• Given request
Transcribe the data that follows precisely, omitting nothing.

▬▬▬▬▬▬▬▬▬▬

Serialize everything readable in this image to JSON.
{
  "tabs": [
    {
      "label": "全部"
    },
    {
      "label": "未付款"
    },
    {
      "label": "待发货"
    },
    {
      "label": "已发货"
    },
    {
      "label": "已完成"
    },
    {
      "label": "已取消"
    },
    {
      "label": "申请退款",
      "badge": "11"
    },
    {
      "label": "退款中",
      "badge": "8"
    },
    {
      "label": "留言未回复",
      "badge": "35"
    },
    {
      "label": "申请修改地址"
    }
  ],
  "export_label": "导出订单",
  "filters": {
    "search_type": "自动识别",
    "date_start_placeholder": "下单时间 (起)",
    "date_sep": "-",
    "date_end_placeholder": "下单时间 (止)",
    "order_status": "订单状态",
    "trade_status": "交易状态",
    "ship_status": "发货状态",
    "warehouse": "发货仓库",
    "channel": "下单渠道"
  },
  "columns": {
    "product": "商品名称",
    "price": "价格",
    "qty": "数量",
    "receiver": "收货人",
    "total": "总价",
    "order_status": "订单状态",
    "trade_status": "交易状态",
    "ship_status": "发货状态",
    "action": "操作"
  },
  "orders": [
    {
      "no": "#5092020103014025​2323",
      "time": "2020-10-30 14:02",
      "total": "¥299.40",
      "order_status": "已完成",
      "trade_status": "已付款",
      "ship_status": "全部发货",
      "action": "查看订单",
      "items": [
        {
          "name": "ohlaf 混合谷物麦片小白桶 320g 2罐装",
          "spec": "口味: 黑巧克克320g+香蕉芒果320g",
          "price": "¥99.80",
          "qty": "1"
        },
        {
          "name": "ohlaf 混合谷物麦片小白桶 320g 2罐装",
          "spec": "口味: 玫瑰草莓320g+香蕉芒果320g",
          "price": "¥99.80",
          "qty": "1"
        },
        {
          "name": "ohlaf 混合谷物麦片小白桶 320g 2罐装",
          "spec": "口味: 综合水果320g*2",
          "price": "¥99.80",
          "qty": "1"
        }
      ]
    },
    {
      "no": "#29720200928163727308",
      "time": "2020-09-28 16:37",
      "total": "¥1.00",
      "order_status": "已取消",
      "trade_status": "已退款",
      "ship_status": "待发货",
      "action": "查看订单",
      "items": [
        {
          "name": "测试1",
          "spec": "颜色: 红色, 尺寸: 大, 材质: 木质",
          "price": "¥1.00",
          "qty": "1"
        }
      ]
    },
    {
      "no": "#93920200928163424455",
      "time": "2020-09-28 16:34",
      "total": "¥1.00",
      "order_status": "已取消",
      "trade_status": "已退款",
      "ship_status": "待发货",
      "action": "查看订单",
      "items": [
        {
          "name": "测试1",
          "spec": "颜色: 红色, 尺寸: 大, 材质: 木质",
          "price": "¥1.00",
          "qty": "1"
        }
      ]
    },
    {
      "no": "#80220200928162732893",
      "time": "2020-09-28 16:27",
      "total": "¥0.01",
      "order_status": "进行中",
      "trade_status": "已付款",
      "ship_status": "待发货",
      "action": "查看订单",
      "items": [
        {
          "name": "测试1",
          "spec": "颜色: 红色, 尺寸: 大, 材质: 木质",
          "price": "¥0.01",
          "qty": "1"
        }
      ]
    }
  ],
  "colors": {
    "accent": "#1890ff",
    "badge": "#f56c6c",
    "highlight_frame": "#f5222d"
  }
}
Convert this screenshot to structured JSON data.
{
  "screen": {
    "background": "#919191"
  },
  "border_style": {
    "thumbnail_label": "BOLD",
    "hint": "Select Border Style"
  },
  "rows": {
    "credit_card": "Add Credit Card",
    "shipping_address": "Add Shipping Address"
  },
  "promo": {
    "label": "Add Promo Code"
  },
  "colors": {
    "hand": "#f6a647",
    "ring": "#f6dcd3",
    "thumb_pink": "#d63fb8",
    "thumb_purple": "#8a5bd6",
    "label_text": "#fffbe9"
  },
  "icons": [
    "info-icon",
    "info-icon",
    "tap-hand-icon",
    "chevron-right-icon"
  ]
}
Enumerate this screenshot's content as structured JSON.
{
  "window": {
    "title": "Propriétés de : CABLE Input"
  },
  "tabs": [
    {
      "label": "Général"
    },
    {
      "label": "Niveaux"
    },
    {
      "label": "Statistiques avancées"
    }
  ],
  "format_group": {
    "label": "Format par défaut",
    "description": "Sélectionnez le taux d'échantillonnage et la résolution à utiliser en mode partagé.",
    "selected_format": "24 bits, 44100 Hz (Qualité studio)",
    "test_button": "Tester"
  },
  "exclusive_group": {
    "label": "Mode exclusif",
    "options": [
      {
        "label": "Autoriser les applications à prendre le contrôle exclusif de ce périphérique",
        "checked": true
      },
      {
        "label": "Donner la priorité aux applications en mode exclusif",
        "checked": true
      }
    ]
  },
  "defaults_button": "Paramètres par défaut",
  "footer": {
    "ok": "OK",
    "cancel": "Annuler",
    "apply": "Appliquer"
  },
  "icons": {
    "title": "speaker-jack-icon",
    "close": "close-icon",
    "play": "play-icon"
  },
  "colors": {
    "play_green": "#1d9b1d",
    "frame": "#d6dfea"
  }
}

▬▬▬▬▬▬▬▬▬▬

• Solution to this task
Serialize everything readable in this image to JSON.
{
  "tabs": [
    {
      "label": "全部"
    },
    {
      "label": "未付款"
    },
    {
      "label": "待发货"
    },
    {
      "label": "已发货"
    },
    {
      "label": "已完成"
    },
    {
      "label": "已取消"
    },
    {
      "label": "申请退款",
      "badge": "11"
    },
    {
      "label": "退款中",
      "badge": "8"
    },
    {
      "label": "留言未回复",
      "badge": "35"
    },
    {
      "label": "申请修改地址"
    }
  ],
  "export_label": "导出订单",
  "filters": {
    "search_type": "自动识别",
    "date_start_placeholder": "下单时间 (起)",
    "date_sep": "-",
    "date_end_placeholder": "下单时间 (止)",
    "order_status": "订单状态",
    "trade_status": "交易状态",
    "ship_status": "发货状态",
    "warehouse": "发货仓库",
    "channel": "下单渠道"
  },
  "columns": {
    "product": "商品名称",
    "price": "价格",
    "qty": "数量",
    "receiver": "收货人",
    "total": "总价",
    "order_status": "订单状态",
    "trade_status": "交易状态",
    "ship_status": "发货状态",
    "action": "操作"
  },
  "orders": [
    {
      "no": "#5092020103014025​2323",
      "time": "2020-10-30 14:02",
      "total": "¥299.40",
      "order_status": "已完成",
      "trade_status": "已付款",
      "ship_status": "全部发货",
      "action": "查看订单",
      "items": [
        {
          "name": "ohlaf 混合谷物麦片小白桶 320g 2罐装",
          "spec": "口味: 黑巧克克320g+香蕉芒果320g",
          "price": "¥99.80",
          "qty": "1"
        },
        {
          "name": "ohlaf 混合谷物麦片小白桶 320g 2罐装",
          "spec": "口味: 玫瑰草莓320g+香蕉芒果320g",
          "price": "¥99.80",
          "qty": "1"
        },
        {
          "name": "ohlaf 混合谷物麦片小白桶 320g 2罐装",
          "spec": "口味: 综合水果320g*2",
          "price": "¥99.80",
          "qty": "1"
        }
      ]
    },
    {
      "no": "#29720200928163727308",
      "time": "2020-09-28 16:37",
      "total": "¥1.00",
      "order_status": "已取消",
      "trade_status": "已退款",
      "ship_status": "待发货",
      "action": "查看订单",
      "items": [
        {
          "name": "测试1",
          "spec": "颜色: 红色, 尺寸: 大, 材质: 木质",
          "price": "¥1.00",
          "qty": "1"
        }
      ]
    },
    {
      "no": "#93920200928163424455",
      "time": "2020-09-28 16:34",
      "total": "¥1.00",
      "order_status": "已取消",
      "trade_status": "已退款",
      "ship_status": "待发货",
      "action": "查看订单",
      "items": [
        {
          "name": "测试1",
          "spec": "颜色: 红色, 尺寸: 大, 材质: 木质",
          "price": "¥1.00",
          "qty": "1"
        }
      ]
    },
    {
      "no": "#80220200928162732893",
      "time": "2020-09-28 16:27",
      "total": "¥0.01",
      "order_status": "进行中",
      "trade_status": "已付款",
      "ship_status": "待发货",
      "action": "查看订单",
      "items": [
        {
          "name": "测试1",
          "spec": "颜色: 红色, 尺寸: 大, 材质: 木质",
          "price": "¥0.01",
          "qty": "1"
        }
      ]
    }
  ],
  "colors": {
    "accent": "#1890ff",
    "badge": "#f56c6c",
    "highlight_frame": "#f5222d"
  }
}
Convert this screenshot to structured JSON data.
{
  "screen": {
    "background": "#919191"
  },
  "border_style": {
    "thumbnail_label": "BOLD",
    "hint": "Select Border Style"
  },
  "rows": {
    "credit_card": "Add Credit Card",
    "shipping_address": "Add Shipping Address"
  },
  "promo": {
    "label": "Add Promo Code"
  },
  "colors": {
    "hand": "#f6a647",
    "ring": "#f6dcd3",
    "thumb_pink": "#d63fb8",
    "thumb_purple": "#8a5bd6",
    "label_text": "#fffbe9"
  },
  "icons": [
    "info-icon",
    "info-icon",
    "tap-hand-icon",
    "chevron-right-icon"
  ]
}
Enumerate this screenshot's content as structured JSON.
{
  "window": {
    "title": "Propriétés de : CABLE Input"
  },
  "tabs": [
    {
      "label": "Général"
    },
    {
      "label": "Niveaux"
    },
    {
      "label": "Statistiques avancées"
    }
  ],
  "format_group": {
    "label": "Format par défaut",
    "description": "Sélectionnez le taux d'échantillonnage et la résolution à utiliser en mode partagé.",
    "selected_format": "24 bits, 44100 Hz (Qualité studio)",
    "test_button": "Tester"
  },
  "exclusive_group": {
    "label": "Mode exclusif",
    "options": [
      {
        "label": "Autoriser les applications à prendre le contrôle exclusif de ce périphérique",
        "checked": true
      },
      {
        "label": "Donner la priorité aux applications en mode exclusif",
        "checked": true
      }
    ]
  },
  "defaults_button": "Paramètres par défaut",
  "footer": {
    "ok": "OK",
    "cancel": "Annuler",
    "apply": "Appliquer"
  },
  "icons": {
    "title": "speaker-jack-icon",
    "close": "close-icon",
    "play": "play-icon"
  },
  "colors": {
    "play_green": "#1d9b1d",
    "frame": "#d6dfea"
  }
}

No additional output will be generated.